Records from a collection of figures
## begin
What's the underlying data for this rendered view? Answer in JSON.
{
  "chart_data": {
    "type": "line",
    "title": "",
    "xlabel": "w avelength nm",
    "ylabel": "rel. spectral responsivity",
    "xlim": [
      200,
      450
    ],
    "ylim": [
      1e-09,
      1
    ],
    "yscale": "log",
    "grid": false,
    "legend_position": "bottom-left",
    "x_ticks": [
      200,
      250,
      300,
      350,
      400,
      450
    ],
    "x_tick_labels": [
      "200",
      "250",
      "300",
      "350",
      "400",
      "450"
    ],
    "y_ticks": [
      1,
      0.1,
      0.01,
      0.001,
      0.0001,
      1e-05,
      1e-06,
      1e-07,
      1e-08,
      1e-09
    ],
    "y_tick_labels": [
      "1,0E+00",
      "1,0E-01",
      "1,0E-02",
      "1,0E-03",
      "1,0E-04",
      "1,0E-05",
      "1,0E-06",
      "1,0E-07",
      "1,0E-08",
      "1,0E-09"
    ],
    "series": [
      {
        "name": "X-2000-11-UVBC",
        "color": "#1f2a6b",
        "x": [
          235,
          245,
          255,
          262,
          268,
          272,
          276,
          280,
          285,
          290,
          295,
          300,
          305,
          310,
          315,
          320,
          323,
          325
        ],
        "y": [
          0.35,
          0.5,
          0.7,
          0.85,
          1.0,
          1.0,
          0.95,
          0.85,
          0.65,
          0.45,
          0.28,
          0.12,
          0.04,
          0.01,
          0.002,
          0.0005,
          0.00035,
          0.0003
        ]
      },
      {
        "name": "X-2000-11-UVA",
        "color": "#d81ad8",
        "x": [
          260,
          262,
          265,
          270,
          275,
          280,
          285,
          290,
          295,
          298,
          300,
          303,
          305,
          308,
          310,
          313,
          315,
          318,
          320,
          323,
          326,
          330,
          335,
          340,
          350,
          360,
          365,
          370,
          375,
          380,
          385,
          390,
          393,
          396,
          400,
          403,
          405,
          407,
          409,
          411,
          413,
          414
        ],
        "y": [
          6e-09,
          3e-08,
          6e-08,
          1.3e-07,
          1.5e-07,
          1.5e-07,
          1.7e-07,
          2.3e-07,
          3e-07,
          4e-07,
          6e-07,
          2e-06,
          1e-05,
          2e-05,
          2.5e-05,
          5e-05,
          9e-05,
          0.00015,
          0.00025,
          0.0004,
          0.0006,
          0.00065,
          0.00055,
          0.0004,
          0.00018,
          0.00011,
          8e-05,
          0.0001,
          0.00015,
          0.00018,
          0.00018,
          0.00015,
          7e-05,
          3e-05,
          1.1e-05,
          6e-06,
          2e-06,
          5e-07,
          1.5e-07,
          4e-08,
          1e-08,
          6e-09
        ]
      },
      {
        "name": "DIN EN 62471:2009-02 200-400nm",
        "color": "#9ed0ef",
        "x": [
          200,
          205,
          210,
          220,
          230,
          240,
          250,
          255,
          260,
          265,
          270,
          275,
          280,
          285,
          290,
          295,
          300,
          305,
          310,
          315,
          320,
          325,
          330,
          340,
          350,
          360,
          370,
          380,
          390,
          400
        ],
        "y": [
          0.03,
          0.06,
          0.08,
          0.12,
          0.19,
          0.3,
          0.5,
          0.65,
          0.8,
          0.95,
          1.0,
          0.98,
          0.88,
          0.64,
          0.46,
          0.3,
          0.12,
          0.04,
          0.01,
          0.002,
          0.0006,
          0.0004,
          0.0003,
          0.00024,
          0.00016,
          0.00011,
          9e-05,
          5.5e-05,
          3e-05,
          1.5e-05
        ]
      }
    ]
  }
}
## end
▶ Given problem
Pick out each line above that includes "color" and show it.

▶ Written answer
        "color": "#1f2a6b",
        "color": "#d81ad8",
        "color": "#9ed0ef",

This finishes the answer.